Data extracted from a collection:
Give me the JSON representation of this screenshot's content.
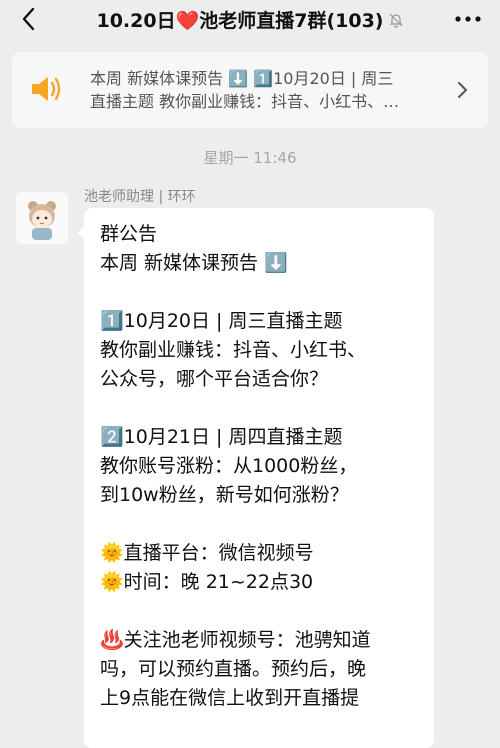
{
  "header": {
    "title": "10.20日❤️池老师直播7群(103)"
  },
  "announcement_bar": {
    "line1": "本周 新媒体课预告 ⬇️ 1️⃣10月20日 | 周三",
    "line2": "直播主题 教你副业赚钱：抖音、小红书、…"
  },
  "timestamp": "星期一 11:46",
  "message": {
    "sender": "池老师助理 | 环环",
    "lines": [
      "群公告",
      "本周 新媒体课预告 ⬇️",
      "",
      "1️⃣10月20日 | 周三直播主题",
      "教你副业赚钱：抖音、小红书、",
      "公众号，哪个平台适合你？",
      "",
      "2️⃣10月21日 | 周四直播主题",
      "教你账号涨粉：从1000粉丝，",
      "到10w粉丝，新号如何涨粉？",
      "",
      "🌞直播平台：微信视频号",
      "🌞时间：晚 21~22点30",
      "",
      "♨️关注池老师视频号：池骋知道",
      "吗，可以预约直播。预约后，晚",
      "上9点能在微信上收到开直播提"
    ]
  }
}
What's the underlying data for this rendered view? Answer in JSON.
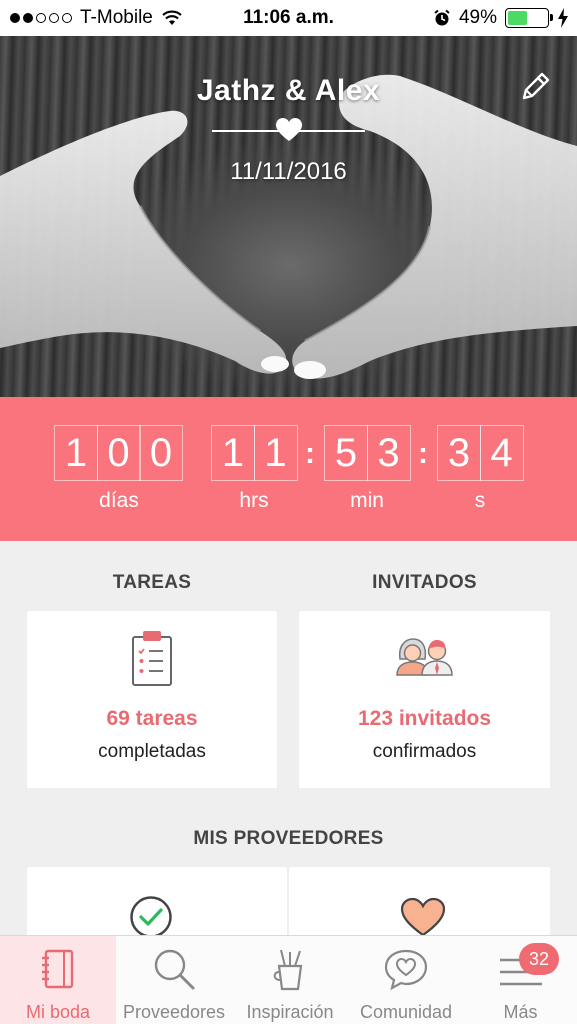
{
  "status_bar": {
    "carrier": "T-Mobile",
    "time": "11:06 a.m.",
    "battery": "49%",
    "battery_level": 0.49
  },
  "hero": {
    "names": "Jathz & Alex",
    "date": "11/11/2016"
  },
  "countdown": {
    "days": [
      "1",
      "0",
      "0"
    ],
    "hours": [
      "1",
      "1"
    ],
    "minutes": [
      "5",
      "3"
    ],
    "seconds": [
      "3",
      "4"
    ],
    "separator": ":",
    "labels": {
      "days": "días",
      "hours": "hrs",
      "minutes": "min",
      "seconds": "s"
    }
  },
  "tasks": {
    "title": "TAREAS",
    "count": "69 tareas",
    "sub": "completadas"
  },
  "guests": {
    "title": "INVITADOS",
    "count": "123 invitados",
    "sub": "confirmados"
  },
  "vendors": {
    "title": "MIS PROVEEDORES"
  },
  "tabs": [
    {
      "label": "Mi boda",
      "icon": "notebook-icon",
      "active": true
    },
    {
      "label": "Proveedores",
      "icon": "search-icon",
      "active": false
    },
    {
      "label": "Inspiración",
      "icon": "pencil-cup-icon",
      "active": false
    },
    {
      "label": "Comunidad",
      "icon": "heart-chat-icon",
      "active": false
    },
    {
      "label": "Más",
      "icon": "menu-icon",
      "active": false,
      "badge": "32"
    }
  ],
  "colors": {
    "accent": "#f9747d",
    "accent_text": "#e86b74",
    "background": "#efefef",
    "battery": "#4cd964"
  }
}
---
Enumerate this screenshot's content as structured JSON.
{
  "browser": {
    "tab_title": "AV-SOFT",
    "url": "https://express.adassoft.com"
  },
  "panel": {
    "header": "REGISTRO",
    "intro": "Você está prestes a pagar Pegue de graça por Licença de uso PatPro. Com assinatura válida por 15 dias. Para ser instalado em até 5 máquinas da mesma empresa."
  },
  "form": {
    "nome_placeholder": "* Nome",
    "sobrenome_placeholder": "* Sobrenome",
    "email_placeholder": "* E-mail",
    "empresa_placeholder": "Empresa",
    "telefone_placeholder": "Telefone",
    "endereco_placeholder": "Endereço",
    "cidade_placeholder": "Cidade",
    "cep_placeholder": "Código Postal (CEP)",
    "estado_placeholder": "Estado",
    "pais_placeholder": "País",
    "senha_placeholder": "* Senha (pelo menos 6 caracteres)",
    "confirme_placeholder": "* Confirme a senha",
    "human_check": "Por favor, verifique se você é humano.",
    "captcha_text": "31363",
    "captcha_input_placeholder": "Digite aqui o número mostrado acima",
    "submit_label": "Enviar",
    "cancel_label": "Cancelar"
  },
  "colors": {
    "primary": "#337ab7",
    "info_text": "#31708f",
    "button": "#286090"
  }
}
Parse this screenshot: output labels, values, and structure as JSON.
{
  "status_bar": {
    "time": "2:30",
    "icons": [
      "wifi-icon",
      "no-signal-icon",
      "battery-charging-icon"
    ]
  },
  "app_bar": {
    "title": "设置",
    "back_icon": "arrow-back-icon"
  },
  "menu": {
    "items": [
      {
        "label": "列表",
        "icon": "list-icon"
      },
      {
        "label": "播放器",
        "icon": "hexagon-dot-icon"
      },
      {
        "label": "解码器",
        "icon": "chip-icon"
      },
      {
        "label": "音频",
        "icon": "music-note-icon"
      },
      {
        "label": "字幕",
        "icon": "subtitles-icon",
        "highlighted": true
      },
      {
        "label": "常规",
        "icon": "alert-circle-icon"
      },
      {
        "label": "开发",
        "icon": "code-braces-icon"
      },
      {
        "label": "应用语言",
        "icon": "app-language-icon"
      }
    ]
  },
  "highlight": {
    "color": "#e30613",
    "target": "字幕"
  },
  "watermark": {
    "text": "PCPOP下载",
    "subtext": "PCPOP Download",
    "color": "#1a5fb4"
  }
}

_GIVEN INSTRUCTION_: Work out how many lines in the entries hold the string "content". Your answer should consist solely of that number.

_RESPONSE TO THE TASK_: 2